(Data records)
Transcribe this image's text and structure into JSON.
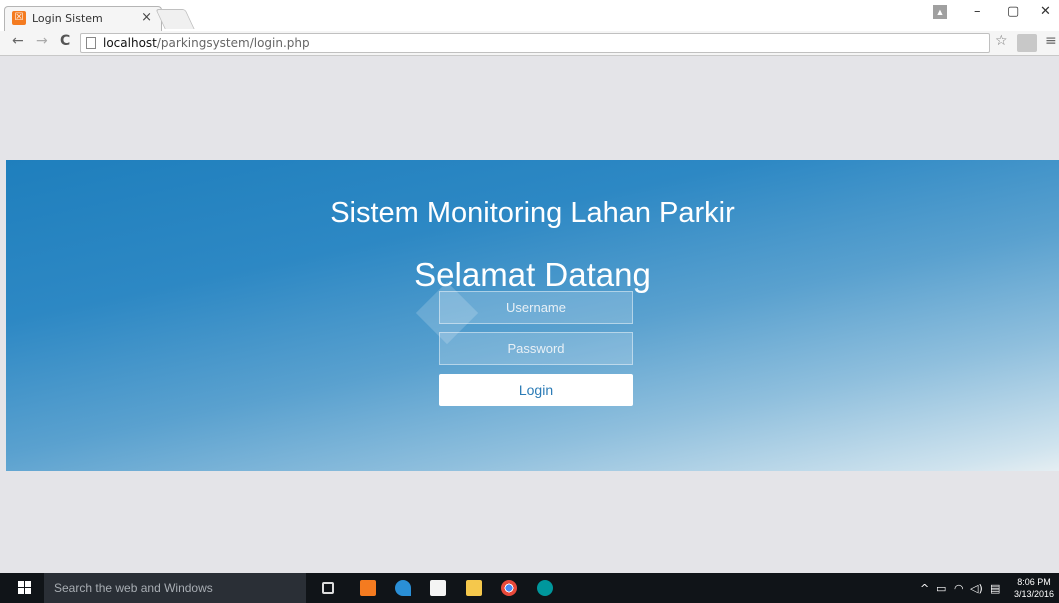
{
  "browser": {
    "tab_title": "Login Sistem",
    "tab_close": "×",
    "url_host": "localhost",
    "url_path": "/parkingsystem/login.php",
    "back": "←",
    "forward": "→",
    "reload": "C",
    "star": "☆",
    "menu": "≡",
    "minimize": "–",
    "restore": "▢",
    "close": "✕"
  },
  "page": {
    "heading": "Sistem Monitoring Lahan Parkir",
    "subheading": "Selamat Datang",
    "username_placeholder": "Username",
    "password_placeholder": "Password",
    "login_label": "Login",
    "colors": {
      "hero_start": "#1f7fbd",
      "hero_end": "#e5eef2",
      "login_text": "#2b7bb6"
    }
  },
  "taskbar": {
    "search_placeholder": "Search the web and Windows",
    "time": "8:06 PM",
    "date": "3/13/2016",
    "icons": [
      "task-view-icon",
      "xampp-icon",
      "app-icon",
      "store-icon",
      "file-explorer-icon",
      "chrome-icon",
      "arduino-icon"
    ]
  }
}
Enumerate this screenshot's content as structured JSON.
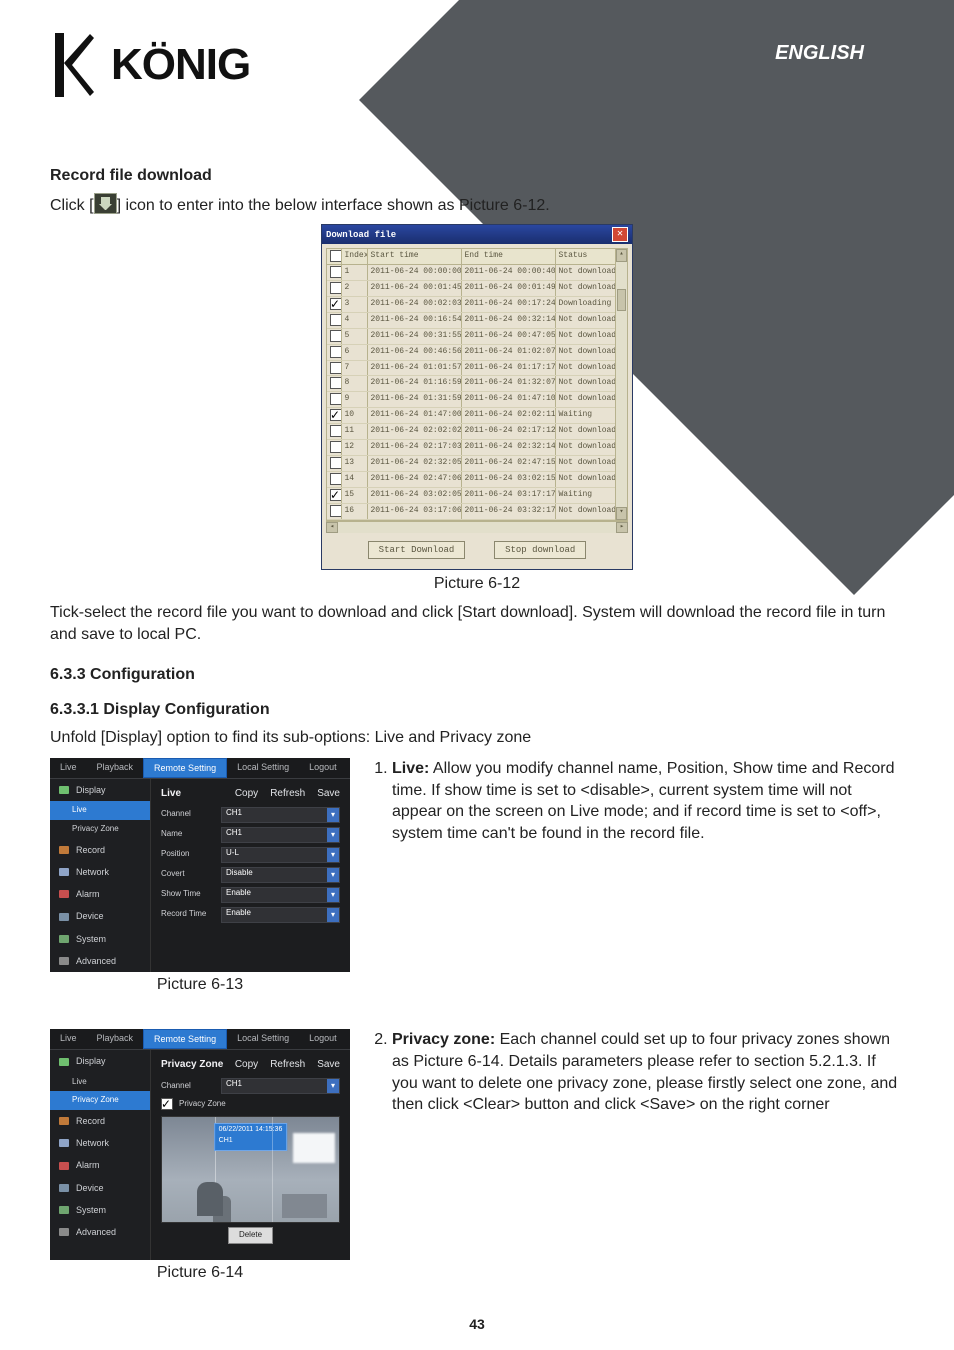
{
  "language_label": "ENGLISH",
  "brand": "KÖNIG",
  "section_title": "Record file download",
  "click_sentence_prefix": "Click [",
  "click_sentence_suffix": "] icon to enter into the below interface shown as Picture 6-12.",
  "dialog": {
    "title": "Download file",
    "columns": [
      "",
      "Index",
      "Start time",
      "End time",
      "Status"
    ],
    "rows": [
      {
        "c": false,
        "idx": "1",
        "st": "2011-06-24 00:00:00",
        "et": "2011-06-24 00:00:40",
        "s": "Not download"
      },
      {
        "c": false,
        "idx": "2",
        "st": "2011-06-24 00:01:45",
        "et": "2011-06-24 00:01:49",
        "s": "Not download"
      },
      {
        "c": true,
        "idx": "3",
        "st": "2011-06-24 00:02:03",
        "et": "2011-06-24 00:17:24",
        "s": "Downloading"
      },
      {
        "c": false,
        "idx": "4",
        "st": "2011-06-24 00:16:54",
        "et": "2011-06-24 00:32:14",
        "s": "Not download"
      },
      {
        "c": false,
        "idx": "5",
        "st": "2011-06-24 00:31:55",
        "et": "2011-06-24 00:47:05",
        "s": "Not download"
      },
      {
        "c": false,
        "idx": "6",
        "st": "2011-06-24 00:46:56",
        "et": "2011-06-24 01:02:07",
        "s": "Not download"
      },
      {
        "c": false,
        "idx": "7",
        "st": "2011-06-24 01:01:57",
        "et": "2011-06-24 01:17:17",
        "s": "Not download"
      },
      {
        "c": false,
        "idx": "8",
        "st": "2011-06-24 01:16:59",
        "et": "2011-06-24 01:32:07",
        "s": "Not download"
      },
      {
        "c": false,
        "idx": "9",
        "st": "2011-06-24 01:31:59",
        "et": "2011-06-24 01:47:10",
        "s": "Not download"
      },
      {
        "c": true,
        "idx": "10",
        "st": "2011-06-24 01:47:00",
        "et": "2011-06-24 02:02:11",
        "s": "Waiting"
      },
      {
        "c": false,
        "idx": "11",
        "st": "2011-06-24 02:02:02",
        "et": "2011-06-24 02:17:12",
        "s": "Not download"
      },
      {
        "c": false,
        "idx": "12",
        "st": "2011-06-24 02:17:03",
        "et": "2011-06-24 02:32:14",
        "s": "Not download"
      },
      {
        "c": false,
        "idx": "13",
        "st": "2011-06-24 02:32:05",
        "et": "2011-06-24 02:47:15",
        "s": "Not download"
      },
      {
        "c": false,
        "idx": "14",
        "st": "2011-06-24 02:47:06",
        "et": "2011-06-24 03:02:15",
        "s": "Not download"
      },
      {
        "c": true,
        "idx": "15",
        "st": "2011-06-24 03:02:05",
        "et": "2011-06-24 03:17:17",
        "s": "Waiting"
      },
      {
        "c": false,
        "idx": "16",
        "st": "2011-06-24 03:17:06",
        "et": "2011-06-24 03:32:17",
        "s": "Not download"
      }
    ],
    "btn_start": "Start Download",
    "btn_stop": "Stop download"
  },
  "caption_612": "Picture 6-12",
  "after_dialog_para": "Tick-select the record file you want to download and click [Start download]. System will download the record file in turn and save to local PC.",
  "h_633": "6.3.3 Configuration",
  "h_6331": "6.3.3.1 Display Configuration",
  "unfold_sentence": "Unfold [Display] option to find its sub-options: Live and Privacy zone",
  "tabs": [
    "Live",
    "Playback",
    "Remote Setting",
    "Local Setting",
    "Logout"
  ],
  "sidebar": {
    "items": [
      {
        "label": "Display",
        "subs": [
          "Live",
          "Privacy Zone"
        ]
      },
      {
        "label": "Record"
      },
      {
        "label": "Network"
      },
      {
        "label": "Alarm"
      },
      {
        "label": "Device"
      },
      {
        "label": "System"
      },
      {
        "label": "Advanced"
      }
    ]
  },
  "panel_live": {
    "title": "Live",
    "top_btns": [
      "Copy",
      "Refresh",
      "Save"
    ],
    "rows": [
      {
        "k": "Channel",
        "v": "CH1"
      },
      {
        "k": "Name",
        "v": "CH1"
      },
      {
        "k": "Position",
        "v": "U-L"
      },
      {
        "k": "Covert",
        "v": "Disable"
      },
      {
        "k": "Show Time",
        "v": "Enable"
      },
      {
        "k": "Record Time",
        "v": "Enable"
      }
    ]
  },
  "caption_613": "Picture 6-13",
  "list1_label": "Live:",
  "list1_text": " Allow you modify channel name, Position, Show time and Record time. If show time is set to <disable>, current system time will not appear on the screen on Live mode; and if record time is set to <off>, system time can't be found in the record file.",
  "panel_privacy": {
    "title": "Privacy Zone",
    "top_btns": [
      "Copy",
      "Refresh",
      "Save"
    ],
    "channel_k": "Channel",
    "channel_v": "CH1",
    "mask_chk_label": "Privacy Zone",
    "timestamp": "06/22/2011 14:15:36",
    "timestamp_ch": "CH1",
    "btn_delete": "Delete"
  },
  "caption_614": "Picture 6-14",
  "list2_label": "Privacy zone:",
  "list2_text": " Each channel could set up to four privacy zones shown as Picture 6-14. Details parameters please refer to section 5.2.1.3. If you want to delete one privacy zone, please firstly select one zone, and then click <Clear> button and click <Save> on the right corner",
  "page_number": "43"
}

* Required work: Without the pictures, repeat all the records word for word.

* Solution for this task:
Transcribe this image's text and structure into JSON.
{
  "browser": {
    "tab_title": "Login Sistem",
    "tab_close": "×",
    "url_host": "localhost",
    "url_path": "/parkingsystem/login.php",
    "back": "←",
    "forward": "→",
    "reload": "C",
    "star": "☆",
    "menu": "≡",
    "minimize": "–",
    "restore": "▢",
    "close": "✕"
  },
  "page": {
    "heading": "Sistem Monitoring Lahan Parkir",
    "subheading": "Selamat Datang",
    "username_placeholder": "Username",
    "password_placeholder": "Password",
    "login_label": "Login",
    "colors": {
      "hero_start": "#1f7fbd",
      "hero_end": "#e5eef2",
      "login_text": "#2b7bb6"
    }
  },
  "taskbar": {
    "search_placeholder": "Search the web and Windows",
    "time": "8:06 PM",
    "date": "3/13/2016",
    "icons": [
      "task-view-icon",
      "xampp-icon",
      "app-icon",
      "store-icon",
      "file-explorer-icon",
      "chrome-icon",
      "arduino-icon"
    ]
  }
}
Enumerate this screenshot's content as structured JSON.
{
  "language_label": "ENGLISH",
  "brand": "KÖNIG",
  "section_title": "Record file download",
  "click_sentence_prefix": "Click [",
  "click_sentence_suffix": "] icon to enter into the below interface shown as Picture 6-12.",
  "dialog": {
    "title": "Download file",
    "columns": [
      "",
      "Index",
      "Start time",
      "End time",
      "Status"
    ],
    "rows": [
      {
        "c": false,
        "idx": "1",
        "st": "2011-06-24 00:00:00",
        "et": "2011-06-24 00:00:40",
        "s": "Not download"
      },
      {
        "c": false,
        "idx": "2",
        "st": "2011-06-24 00:01:45",
        "et": "2011-06-24 00:01:49",
        "s": "Not download"
      },
      {
        "c": true,
        "idx": "3",
        "st": "2011-06-24 00:02:03",
        "et": "2011-06-24 00:17:24",
        "s": "Downloading"
      },
      {
        "c": false,
        "idx": "4",
        "st": "2011-06-24 00:16:54",
        "et": "2011-06-24 00:32:14",
        "s": "Not download"
      },
      {
        "c": false,
        "idx": "5",
        "st": "2011-06-24 00:31:55",
        "et": "2011-06-24 00:47:05",
        "s": "Not download"
      },
      {
        "c": false,
        "idx": "6",
        "st": "2011-06-24 00:46:56",
        "et": "2011-06-24 01:02:07",
        "s": "Not download"
      },
      {
        "c": false,
        "idx": "7",
        "st": "2011-06-24 01:01:57",
        "et": "2011-06-24 01:17:17",
        "s": "Not download"
      },
      {
        "c": false,
        "idx": "8",
        "st": "2011-06-24 01:16:59",
        "et": "2011-06-24 01:32:07",
        "s": "Not download"
      },
      {
        "c": false,
        "idx": "9",
        "st": "2011-06-24 01:31:59",
        "et": "2011-06-24 01:47:10",
        "s": "Not download"
      },
      {
        "c": true,
        "idx": "10",
        "st": "2011-06-24 01:47:00",
        "et": "2011-06-24 02:02:11",
        "s": "Waiting"
      },
      {
        "c": false,
        "idx": "11",
        "st": "2011-06-24 02:02:02",
        "et": "2011-06-24 02:17:12",
        "s": "Not download"
      },
      {
        "c": false,
        "idx": "12",
        "st": "2011-06-24 02:17:03",
        "et": "2011-06-24 02:32:14",
        "s": "Not download"
      },
      {
        "c": false,
        "idx": "13",
        "st": "2011-06-24 02:32:05",
        "et": "2011-06-24 02:47:15",
        "s": "Not download"
      },
      {
        "c": false,
        "idx": "14",
        "st": "2011-06-24 02:47:06",
        "et": "2011-06-24 03:02:15",
        "s": "Not download"
      },
      {
        "c": true,
        "idx": "15",
        "st": "2011-06-24 03:02:05",
        "et": "2011-06-24 03:17:17",
        "s": "Waiting"
      },
      {
        "c": false,
        "idx": "16",
        "st": "2011-06-24 03:17:06",
        "et": "2011-06-24 03:32:17",
        "s": "Not download"
      }
    ],
    "btn_start": "Start Download",
    "btn_stop": "Stop download"
  },
  "caption_612": "Picture 6-12",
  "after_dialog_para": "Tick-select the record file you want to download and click [Start download]. System will download the record file in turn and save to local PC.",
  "h_633": "6.3.3 Configuration",
  "h_6331": "6.3.3.1 Display Configuration",
  "unfold_sentence": "Unfold [Display] option to find its sub-options: Live and Privacy zone",
  "tabs": [
    "Live",
    "Playback",
    "Remote Setting",
    "Local Setting",
    "Logout"
  ],
  "sidebar": {
    "items": [
      {
        "label": "Display",
        "subs": [
          "Live",
          "Privacy Zone"
        ]
      },
      {
        "label": "Record"
      },
      {
        "label": "Network"
      },
      {
        "label": "Alarm"
      },
      {
        "label": "Device"
      },
      {
        "label": "System"
      },
      {
        "label": "Advanced"
      }
    ]
  },
  "panel_live": {
    "title": "Live",
    "top_btns": [
      "Copy",
      "Refresh",
      "Save"
    ],
    "rows": [
      {
        "k": "Channel",
        "v": "CH1"
      },
      {
        "k": "Name",
        "v": "CH1"
      },
      {
        "k": "Position",
        "v": "U-L"
      },
      {
        "k": "Covert",
        "v": "Disable"
      },
      {
        "k": "Show Time",
        "v": "Enable"
      },
      {
        "k": "Record Time",
        "v": "Enable"
      }
    ]
  },
  "caption_613": "Picture 6-13",
  "list1_label": "Live:",
  "list1_text": " Allow you modify channel name, Position, Show time and Record time. If show time is set to <disable>, current system time will not appear on the screen on Live mode; and if record time is set to <off>, system time can't be found in the record file.",
  "panel_privacy": {
    "title": "Privacy Zone",
    "top_btns": [
      "Copy",
      "Refresh",
      "Save"
    ],
    "channel_k": "Channel",
    "channel_v": "CH1",
    "mask_chk_label": "Privacy Zone",
    "timestamp": "06/22/2011 14:15:36",
    "timestamp_ch": "CH1",
    "btn_delete": "Delete"
  },
  "caption_614": "Picture 6-14",
  "list2_label": "Privacy zone:",
  "list2_text": " Each channel could set up to four privacy zones shown as Picture 6-14. Details parameters please refer to section 5.2.1.3. If you want to delete one privacy zone, please firstly select one zone, and then click <Clear> button and click <Save> on the right corner",
  "page_number": "43"
}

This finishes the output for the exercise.